### Data excerpts

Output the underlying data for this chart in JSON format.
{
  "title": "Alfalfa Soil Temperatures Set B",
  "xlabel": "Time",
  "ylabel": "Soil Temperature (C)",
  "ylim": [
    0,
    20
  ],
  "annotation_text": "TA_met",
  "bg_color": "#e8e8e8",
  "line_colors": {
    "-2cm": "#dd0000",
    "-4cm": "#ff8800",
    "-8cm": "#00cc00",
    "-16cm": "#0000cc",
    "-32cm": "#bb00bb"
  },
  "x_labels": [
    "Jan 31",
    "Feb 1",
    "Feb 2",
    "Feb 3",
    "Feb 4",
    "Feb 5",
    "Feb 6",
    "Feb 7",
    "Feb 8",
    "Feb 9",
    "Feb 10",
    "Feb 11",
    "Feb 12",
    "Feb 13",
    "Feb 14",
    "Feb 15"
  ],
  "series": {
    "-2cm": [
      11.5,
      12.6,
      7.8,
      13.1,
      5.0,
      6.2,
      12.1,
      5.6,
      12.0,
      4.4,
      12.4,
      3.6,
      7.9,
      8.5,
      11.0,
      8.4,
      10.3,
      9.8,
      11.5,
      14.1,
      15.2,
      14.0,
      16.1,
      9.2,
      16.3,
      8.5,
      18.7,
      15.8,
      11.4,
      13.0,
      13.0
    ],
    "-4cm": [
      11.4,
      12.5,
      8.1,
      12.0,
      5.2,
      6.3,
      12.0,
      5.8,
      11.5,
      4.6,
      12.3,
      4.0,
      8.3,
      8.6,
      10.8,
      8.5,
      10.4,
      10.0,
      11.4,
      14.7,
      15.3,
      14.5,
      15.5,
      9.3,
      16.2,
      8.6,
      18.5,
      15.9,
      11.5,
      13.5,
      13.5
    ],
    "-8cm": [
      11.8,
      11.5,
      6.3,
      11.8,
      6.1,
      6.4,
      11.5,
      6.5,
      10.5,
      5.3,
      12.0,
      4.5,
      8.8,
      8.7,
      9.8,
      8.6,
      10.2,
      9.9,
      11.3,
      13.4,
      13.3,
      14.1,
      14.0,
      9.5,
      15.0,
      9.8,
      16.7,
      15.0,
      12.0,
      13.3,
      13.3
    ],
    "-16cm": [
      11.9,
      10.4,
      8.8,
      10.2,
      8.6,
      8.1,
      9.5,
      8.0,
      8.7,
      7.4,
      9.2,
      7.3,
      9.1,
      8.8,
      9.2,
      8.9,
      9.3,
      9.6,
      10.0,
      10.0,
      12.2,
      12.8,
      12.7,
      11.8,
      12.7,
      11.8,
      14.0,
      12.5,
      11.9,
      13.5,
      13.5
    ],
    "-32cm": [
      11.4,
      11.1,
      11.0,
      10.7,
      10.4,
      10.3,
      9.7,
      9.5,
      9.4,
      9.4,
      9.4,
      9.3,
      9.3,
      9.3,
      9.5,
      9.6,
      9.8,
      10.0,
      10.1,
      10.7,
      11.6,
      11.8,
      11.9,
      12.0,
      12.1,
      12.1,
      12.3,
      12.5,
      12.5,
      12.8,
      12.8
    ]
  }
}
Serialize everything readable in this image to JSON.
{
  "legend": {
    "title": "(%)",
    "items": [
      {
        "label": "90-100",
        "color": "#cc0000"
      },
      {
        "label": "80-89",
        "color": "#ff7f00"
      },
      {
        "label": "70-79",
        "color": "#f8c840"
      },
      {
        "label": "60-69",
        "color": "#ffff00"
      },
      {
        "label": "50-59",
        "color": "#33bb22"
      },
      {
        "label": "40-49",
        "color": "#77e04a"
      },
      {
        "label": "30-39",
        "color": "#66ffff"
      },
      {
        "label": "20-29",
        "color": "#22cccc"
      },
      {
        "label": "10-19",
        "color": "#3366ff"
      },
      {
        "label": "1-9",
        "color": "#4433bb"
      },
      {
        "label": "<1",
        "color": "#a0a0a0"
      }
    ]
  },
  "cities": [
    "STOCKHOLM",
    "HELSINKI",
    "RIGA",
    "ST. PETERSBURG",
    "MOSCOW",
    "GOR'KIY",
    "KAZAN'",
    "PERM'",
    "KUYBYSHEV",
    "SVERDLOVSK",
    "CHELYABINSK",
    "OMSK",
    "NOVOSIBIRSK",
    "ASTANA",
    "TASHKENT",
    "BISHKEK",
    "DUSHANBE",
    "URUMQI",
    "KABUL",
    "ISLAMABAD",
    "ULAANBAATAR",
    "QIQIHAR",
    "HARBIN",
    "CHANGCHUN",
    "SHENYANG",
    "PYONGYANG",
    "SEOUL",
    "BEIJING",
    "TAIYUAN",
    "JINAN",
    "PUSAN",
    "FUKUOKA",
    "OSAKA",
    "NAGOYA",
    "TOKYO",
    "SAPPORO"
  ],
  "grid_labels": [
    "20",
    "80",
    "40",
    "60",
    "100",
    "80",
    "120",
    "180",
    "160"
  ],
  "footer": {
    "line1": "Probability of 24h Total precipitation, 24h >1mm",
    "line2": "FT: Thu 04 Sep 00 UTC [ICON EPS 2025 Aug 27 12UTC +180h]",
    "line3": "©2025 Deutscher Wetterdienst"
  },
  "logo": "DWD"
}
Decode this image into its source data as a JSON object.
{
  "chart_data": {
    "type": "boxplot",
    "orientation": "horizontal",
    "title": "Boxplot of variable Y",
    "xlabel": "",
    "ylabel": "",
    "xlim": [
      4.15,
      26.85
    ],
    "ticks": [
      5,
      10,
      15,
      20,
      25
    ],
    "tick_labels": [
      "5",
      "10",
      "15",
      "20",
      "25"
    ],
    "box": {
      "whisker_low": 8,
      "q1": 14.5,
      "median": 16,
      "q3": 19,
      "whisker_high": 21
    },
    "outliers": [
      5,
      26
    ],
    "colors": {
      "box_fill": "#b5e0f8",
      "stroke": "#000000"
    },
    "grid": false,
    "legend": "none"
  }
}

######

Prompt
Repeat exactly the lines above from the line that contains "Decode this image" through the end. Include both of these ends; leave out everything else.

Result of this task
Decode this image into its source data as a JSON object.
{
  "chart_data": {
    "type": "boxplot",
    "orientation": "horizontal",
    "title": "Boxplot of variable Y",
    "xlabel": "",
    "ylabel": "",
    "xlim": [
      4.15,
      26.85
    ],
    "ticks": [
      5,
      10,
      15,
      20,
      25
    ],
    "tick_labels": [
      "5",
      "10",
      "15",
      "20",
      "25"
    ],
    "box": {
      "whisker_low": 8,
      "q1": 14.5,
      "median": 16,
      "q3": 19,
      "whisker_high": 21
    },
    "outliers": [
      5,
      26
    ],
    "colors": {
      "box_fill": "#b5e0f8",
      "stroke": "#000000"
    },
    "grid": false,
    "legend": "none"
  }
}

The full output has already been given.